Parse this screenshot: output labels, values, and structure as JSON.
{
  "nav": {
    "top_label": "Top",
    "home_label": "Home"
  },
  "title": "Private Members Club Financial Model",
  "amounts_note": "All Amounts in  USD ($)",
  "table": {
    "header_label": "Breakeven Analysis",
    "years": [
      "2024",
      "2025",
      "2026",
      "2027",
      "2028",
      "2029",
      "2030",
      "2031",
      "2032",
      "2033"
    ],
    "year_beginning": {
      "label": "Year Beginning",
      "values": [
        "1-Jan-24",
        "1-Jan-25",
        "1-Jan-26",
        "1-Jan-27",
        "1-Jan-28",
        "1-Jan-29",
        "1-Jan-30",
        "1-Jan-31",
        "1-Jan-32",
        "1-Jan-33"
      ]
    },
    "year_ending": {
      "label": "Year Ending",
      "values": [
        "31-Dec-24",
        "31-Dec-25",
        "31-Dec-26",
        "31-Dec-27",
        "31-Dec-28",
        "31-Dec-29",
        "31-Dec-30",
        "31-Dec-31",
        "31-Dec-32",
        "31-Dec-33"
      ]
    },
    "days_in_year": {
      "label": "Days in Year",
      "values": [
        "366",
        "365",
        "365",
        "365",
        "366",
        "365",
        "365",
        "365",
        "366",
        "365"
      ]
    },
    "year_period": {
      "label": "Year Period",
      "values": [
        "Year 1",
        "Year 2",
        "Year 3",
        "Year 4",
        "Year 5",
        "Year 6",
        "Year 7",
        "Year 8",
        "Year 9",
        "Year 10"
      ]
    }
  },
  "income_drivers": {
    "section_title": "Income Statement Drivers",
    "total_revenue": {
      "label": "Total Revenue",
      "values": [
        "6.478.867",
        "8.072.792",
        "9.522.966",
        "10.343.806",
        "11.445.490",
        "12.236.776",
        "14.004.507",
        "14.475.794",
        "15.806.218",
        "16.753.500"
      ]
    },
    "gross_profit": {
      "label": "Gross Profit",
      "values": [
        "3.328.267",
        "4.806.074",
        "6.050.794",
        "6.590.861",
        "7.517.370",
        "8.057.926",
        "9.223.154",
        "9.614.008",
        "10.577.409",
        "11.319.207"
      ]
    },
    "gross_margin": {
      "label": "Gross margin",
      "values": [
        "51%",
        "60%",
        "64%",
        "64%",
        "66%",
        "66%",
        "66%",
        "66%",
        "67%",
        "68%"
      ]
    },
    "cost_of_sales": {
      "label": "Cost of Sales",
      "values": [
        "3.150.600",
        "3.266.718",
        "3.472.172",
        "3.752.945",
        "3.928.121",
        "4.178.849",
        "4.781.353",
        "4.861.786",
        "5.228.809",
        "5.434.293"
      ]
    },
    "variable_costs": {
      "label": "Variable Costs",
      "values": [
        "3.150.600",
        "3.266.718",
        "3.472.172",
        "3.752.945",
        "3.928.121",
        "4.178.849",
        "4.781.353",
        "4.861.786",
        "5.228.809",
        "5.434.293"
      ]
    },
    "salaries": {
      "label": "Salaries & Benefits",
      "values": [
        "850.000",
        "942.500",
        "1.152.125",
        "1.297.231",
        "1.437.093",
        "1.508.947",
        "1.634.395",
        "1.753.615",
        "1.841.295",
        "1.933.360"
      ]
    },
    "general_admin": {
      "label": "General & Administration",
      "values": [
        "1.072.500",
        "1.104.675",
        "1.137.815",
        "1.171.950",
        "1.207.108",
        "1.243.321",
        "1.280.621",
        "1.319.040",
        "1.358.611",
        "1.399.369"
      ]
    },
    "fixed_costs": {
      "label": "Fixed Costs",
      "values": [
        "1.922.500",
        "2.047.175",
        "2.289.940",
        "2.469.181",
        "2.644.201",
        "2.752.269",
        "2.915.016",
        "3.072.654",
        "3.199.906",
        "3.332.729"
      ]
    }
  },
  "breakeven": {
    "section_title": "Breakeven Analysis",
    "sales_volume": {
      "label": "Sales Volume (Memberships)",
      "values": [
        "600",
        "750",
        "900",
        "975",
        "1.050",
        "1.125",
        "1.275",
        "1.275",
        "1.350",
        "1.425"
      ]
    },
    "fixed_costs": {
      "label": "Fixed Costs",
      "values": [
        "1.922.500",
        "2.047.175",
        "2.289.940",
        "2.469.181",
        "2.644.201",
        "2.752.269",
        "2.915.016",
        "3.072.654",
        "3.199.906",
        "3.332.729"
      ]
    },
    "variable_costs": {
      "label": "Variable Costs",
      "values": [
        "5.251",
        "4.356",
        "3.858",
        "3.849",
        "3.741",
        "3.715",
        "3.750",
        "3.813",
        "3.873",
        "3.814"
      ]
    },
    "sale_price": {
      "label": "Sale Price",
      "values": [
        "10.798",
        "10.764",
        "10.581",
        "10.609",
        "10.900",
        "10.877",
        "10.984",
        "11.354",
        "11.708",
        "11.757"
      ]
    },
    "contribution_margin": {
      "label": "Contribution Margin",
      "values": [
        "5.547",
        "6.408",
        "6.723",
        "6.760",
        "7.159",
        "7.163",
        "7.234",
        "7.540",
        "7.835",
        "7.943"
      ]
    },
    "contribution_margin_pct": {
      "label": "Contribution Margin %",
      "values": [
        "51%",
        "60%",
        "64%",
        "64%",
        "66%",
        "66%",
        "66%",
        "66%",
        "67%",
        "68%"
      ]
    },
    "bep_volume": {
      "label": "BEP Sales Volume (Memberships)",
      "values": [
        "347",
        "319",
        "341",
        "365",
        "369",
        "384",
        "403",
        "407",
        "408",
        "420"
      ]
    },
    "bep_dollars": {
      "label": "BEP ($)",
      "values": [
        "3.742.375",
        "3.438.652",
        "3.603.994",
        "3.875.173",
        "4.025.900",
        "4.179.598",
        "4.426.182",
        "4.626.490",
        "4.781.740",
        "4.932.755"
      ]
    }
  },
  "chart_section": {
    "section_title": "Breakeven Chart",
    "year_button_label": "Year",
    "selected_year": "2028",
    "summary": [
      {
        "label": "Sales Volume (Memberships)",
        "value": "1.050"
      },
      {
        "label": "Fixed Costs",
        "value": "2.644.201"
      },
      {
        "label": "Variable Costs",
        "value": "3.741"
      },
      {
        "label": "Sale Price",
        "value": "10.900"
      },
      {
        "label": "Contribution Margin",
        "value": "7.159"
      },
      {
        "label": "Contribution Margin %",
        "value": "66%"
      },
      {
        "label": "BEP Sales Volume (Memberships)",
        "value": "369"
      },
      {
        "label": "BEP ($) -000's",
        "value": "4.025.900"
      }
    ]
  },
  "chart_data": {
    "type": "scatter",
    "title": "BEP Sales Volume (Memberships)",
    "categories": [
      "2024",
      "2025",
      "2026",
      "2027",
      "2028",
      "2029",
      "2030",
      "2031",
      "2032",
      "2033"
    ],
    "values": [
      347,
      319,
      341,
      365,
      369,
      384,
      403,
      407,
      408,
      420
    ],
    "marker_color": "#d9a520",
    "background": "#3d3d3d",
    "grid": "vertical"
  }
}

--

Extract all the material, leaving every line as it is.

Parse this screenshot: output labels, values, and structure as JSON.
{
  "nav": {
    "top_label": "Top",
    "home_label": "Home"
  },
  "title": "Private Members Club Financial Model",
  "amounts_note": "All Amounts in  USD ($)",
  "table": {
    "header_label": "Breakeven Analysis",
    "years": [
      "2024",
      "2025",
      "2026",
      "2027",
      "2028",
      "2029",
      "2030",
      "2031",
      "2032",
      "2033"
    ],
    "year_beginning": {
      "label": "Year Beginning",
      "values": [
        "1-Jan-24",
        "1-Jan-25",
        "1-Jan-26",
        "1-Jan-27",
        "1-Jan-28",
        "1-Jan-29",
        "1-Jan-30",
        "1-Jan-31",
        "1-Jan-32",
        "1-Jan-33"
      ]
    },
    "year_ending": {
      "label": "Year Ending",
      "values": [
        "31-Dec-24",
        "31-Dec-25",
        "31-Dec-26",
        "31-Dec-27",
        "31-Dec-28",
        "31-Dec-29",
        "31-Dec-30",
        "31-Dec-31",
        "31-Dec-32",
        "31-Dec-33"
      ]
    },
    "days_in_year": {
      "label": "Days in Year",
      "values": [
        "366",
        "365",
        "365",
        "365",
        "366",
        "365",
        "365",
        "365",
        "366",
        "365"
      ]
    },
    "year_period": {
      "label": "Year Period",
      "values": [
        "Year 1",
        "Year 2",
        "Year 3",
        "Year 4",
        "Year 5",
        "Year 6",
        "Year 7",
        "Year 8",
        "Year 9",
        "Year 10"
      ]
    }
  },
  "income_drivers": {
    "section_title": "Income Statement Drivers",
    "total_revenue": {
      "label": "Total Revenue",
      "values": [
        "6.478.867",
        "8.072.792",
        "9.522.966",
        "10.343.806",
        "11.445.490",
        "12.236.776",
        "14.004.507",
        "14.475.794",
        "15.806.218",
        "16.753.500"
      ]
    },
    "gross_profit": {
      "label": "Gross Profit",
      "values": [
        "3.328.267",
        "4.806.074",
        "6.050.794",
        "6.590.861",
        "7.517.370",
        "8.057.926",
        "9.223.154",
        "9.614.008",
        "10.577.409",
        "11.319.207"
      ]
    },
    "gross_margin": {
      "label": "Gross margin",
      "values": [
        "51%",
        "60%",
        "64%",
        "64%",
        "66%",
        "66%",
        "66%",
        "66%",
        "67%",
        "68%"
      ]
    },
    "cost_of_sales": {
      "label": "Cost of Sales",
      "values": [
        "3.150.600",
        "3.266.718",
        "3.472.172",
        "3.752.945",
        "3.928.121",
        "4.178.849",
        "4.781.353",
        "4.861.786",
        "5.228.809",
        "5.434.293"
      ]
    },
    "variable_costs": {
      "label": "Variable Costs",
      "values": [
        "3.150.600",
        "3.266.718",
        "3.472.172",
        "3.752.945",
        "3.928.121",
        "4.178.849",
        "4.781.353",
        "4.861.786",
        "5.228.809",
        "5.434.293"
      ]
    },
    "salaries": {
      "label": "Salaries & Benefits",
      "values": [
        "850.000",
        "942.500",
        "1.152.125",
        "1.297.231",
        "1.437.093",
        "1.508.947",
        "1.634.395",
        "1.753.615",
        "1.841.295",
        "1.933.360"
      ]
    },
    "general_admin": {
      "label": "General & Administration",
      "values": [
        "1.072.500",
        "1.104.675",
        "1.137.815",
        "1.171.950",
        "1.207.108",
        "1.243.321",
        "1.280.621",
        "1.319.040",
        "1.358.611",
        "1.399.369"
      ]
    },
    "fixed_costs": {
      "label": "Fixed Costs",
      "values": [
        "1.922.500",
        "2.047.175",
        "2.289.940",
        "2.469.181",
        "2.644.201",
        "2.752.269",
        "2.915.016",
        "3.072.654",
        "3.199.906",
        "3.332.729"
      ]
    }
  },
  "breakeven": {
    "section_title": "Breakeven Analysis",
    "sales_volume": {
      "label": "Sales Volume (Memberships)",
      "values": [
        "600",
        "750",
        "900",
        "975",
        "1.050",
        "1.125",
        "1.275",
        "1.275",
        "1.350",
        "1.425"
      ]
    },
    "fixed_costs": {
      "label": "Fixed Costs",
      "values": [
        "1.922.500",
        "2.047.175",
        "2.289.940",
        "2.469.181",
        "2.644.201",
        "2.752.269",
        "2.915.016",
        "3.072.654",
        "3.199.906",
        "3.332.729"
      ]
    },
    "variable_costs": {
      "label": "Variable Costs",
      "values": [
        "5.251",
        "4.356",
        "3.858",
        "3.849",
        "3.741",
        "3.715",
        "3.750",
        "3.813",
        "3.873",
        "3.814"
      ]
    },
    "sale_price": {
      "label": "Sale Price",
      "values": [
        "10.798",
        "10.764",
        "10.581",
        "10.609",
        "10.900",
        "10.877",
        "10.984",
        "11.354",
        "11.708",
        "11.757"
      ]
    },
    "contribution_margin": {
      "label": "Contribution Margin",
      "values": [
        "5.547",
        "6.408",
        "6.723",
        "6.760",
        "7.159",
        "7.163",
        "7.234",
        "7.540",
        "7.835",
        "7.943"
      ]
    },
    "contribution_margin_pct": {
      "label": "Contribution Margin %",
      "values": [
        "51%",
        "60%",
        "64%",
        "64%",
        "66%",
        "66%",
        "66%",
        "66%",
        "67%",
        "68%"
      ]
    },
    "bep_volume": {
      "label": "BEP Sales Volume (Memberships)",
      "values": [
        "347",
        "319",
        "341",
        "365",
        "369",
        "384",
        "403",
        "407",
        "408",
        "420"
      ]
    },
    "bep_dollars": {
      "label": "BEP ($)",
      "values": [
        "3.742.375",
        "3.438.652",
        "3.603.994",
        "3.875.173",
        "4.025.900",
        "4.179.598",
        "4.426.182",
        "4.626.490",
        "4.781.740",
        "4.932.755"
      ]
    }
  },
  "chart_section": {
    "section_title": "Breakeven Chart",
    "year_button_label": "Year",
    "selected_year": "2028",
    "summary": [
      {
        "label": "Sales Volume (Memberships)",
        "value": "1.050"
      },
      {
        "label": "Fixed Costs",
        "value": "2.644.201"
      },
      {
        "label": "Variable Costs",
        "value": "3.741"
      },
      {
        "label": "Sale Price",
        "value": "10.900"
      },
      {
        "label": "Contribution Margin",
        "value": "7.159"
      },
      {
        "label": "Contribution Margin %",
        "value": "66%"
      },
      {
        "label": "BEP Sales Volume (Memberships)",
        "value": "369"
      },
      {
        "label": "BEP ($) -000's",
        "value": "4.025.900"
      }
    ]
  },
  "chart_data": {
    "type": "scatter",
    "title": "BEP Sales Volume (Memberships)",
    "categories": [
      "2024",
      "2025",
      "2026",
      "2027",
      "2028",
      "2029",
      "2030",
      "2031",
      "2032",
      "2033"
    ],
    "values": [
      347,
      319,
      341,
      365,
      369,
      384,
      403,
      407,
      408,
      420
    ],
    "marker_color": "#d9a520",
    "background": "#3d3d3d",
    "grid": "vertical"
  }
}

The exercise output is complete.